Select each line where the word "outlier" appears.

**INPUT**
========================================================================

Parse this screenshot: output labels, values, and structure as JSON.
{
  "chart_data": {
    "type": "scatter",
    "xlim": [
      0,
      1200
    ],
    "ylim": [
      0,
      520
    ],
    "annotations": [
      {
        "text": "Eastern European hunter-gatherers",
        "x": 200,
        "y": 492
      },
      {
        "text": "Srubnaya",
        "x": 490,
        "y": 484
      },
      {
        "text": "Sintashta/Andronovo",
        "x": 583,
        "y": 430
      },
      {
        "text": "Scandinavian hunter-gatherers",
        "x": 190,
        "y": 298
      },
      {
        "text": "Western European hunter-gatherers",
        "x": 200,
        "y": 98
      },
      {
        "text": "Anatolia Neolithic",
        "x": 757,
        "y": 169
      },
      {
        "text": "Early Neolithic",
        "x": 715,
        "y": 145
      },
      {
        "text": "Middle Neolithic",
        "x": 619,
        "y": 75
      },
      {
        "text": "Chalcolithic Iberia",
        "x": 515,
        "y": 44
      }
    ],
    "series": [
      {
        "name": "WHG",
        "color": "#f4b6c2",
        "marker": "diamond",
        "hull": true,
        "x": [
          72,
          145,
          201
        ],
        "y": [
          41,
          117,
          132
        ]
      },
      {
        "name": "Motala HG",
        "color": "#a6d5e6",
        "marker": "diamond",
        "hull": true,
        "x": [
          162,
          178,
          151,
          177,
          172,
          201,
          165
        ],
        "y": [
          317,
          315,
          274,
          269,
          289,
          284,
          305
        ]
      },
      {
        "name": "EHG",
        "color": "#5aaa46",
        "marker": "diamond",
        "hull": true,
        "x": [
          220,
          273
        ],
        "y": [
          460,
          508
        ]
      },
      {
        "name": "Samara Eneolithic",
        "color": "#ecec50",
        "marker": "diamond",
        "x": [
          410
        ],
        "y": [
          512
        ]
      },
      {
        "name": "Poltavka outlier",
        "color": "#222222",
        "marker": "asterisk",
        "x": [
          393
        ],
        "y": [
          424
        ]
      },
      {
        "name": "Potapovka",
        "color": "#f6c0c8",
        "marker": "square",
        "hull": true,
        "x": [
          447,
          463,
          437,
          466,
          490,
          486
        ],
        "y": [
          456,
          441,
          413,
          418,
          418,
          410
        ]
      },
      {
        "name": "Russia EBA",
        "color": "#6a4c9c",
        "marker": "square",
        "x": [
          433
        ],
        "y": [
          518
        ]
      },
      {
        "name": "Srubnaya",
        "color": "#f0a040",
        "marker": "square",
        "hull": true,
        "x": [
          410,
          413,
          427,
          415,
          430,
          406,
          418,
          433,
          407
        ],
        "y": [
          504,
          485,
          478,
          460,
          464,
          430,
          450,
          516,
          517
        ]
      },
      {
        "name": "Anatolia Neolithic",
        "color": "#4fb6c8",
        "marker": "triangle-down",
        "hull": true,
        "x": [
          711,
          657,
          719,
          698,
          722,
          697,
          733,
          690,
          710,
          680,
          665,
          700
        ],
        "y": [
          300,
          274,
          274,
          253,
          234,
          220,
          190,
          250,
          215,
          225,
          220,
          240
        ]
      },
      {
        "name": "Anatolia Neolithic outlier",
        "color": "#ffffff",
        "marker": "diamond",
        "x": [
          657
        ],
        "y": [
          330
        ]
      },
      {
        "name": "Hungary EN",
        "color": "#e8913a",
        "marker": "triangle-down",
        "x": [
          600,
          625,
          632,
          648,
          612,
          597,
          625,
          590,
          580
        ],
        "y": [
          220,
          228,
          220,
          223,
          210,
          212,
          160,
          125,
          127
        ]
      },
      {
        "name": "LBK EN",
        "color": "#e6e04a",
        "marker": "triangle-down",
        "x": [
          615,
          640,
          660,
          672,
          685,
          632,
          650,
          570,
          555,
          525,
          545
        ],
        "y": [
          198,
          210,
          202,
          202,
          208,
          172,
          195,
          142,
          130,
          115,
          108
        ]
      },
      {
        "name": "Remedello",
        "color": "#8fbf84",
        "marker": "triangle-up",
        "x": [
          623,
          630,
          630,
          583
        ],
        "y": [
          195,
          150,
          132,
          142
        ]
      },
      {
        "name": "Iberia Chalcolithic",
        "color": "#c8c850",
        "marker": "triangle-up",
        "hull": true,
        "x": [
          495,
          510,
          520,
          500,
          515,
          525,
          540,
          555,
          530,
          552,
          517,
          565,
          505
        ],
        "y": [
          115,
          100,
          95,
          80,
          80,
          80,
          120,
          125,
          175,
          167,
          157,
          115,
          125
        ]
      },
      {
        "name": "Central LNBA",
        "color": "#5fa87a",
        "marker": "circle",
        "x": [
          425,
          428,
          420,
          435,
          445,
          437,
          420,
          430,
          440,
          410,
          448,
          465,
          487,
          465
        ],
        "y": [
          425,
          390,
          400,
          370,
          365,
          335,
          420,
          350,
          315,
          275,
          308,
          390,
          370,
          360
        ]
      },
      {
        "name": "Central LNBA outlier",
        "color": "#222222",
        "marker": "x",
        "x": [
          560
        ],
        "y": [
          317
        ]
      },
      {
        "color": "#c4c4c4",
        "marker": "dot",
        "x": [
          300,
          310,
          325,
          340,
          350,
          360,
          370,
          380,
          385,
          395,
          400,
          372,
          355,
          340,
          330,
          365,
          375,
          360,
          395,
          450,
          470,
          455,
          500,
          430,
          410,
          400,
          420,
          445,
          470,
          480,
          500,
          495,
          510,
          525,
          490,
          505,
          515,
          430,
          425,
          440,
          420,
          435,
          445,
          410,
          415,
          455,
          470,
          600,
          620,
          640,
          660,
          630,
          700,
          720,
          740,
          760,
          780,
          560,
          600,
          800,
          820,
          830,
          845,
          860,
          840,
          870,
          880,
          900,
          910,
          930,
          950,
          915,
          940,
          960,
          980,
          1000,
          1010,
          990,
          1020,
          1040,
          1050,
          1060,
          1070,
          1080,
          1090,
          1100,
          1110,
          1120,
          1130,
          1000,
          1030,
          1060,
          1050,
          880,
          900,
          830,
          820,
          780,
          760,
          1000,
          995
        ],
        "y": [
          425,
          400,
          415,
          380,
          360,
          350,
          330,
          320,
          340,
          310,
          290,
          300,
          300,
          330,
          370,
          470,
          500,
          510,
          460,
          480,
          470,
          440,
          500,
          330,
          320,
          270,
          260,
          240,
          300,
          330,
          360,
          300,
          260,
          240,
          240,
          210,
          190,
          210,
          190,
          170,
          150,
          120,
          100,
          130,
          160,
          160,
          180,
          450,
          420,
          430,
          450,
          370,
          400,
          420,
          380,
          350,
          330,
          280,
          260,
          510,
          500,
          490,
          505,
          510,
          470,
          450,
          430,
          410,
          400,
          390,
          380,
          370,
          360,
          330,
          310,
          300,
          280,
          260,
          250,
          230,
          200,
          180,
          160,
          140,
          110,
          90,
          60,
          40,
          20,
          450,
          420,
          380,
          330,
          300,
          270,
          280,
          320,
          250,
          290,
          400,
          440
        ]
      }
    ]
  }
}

========================================================================

**TASK ANSWER**
        "name": "Poltavka outlier",
        "name": "Anatolia Neolithic outlier",
        "name": "Central LNBA outlier",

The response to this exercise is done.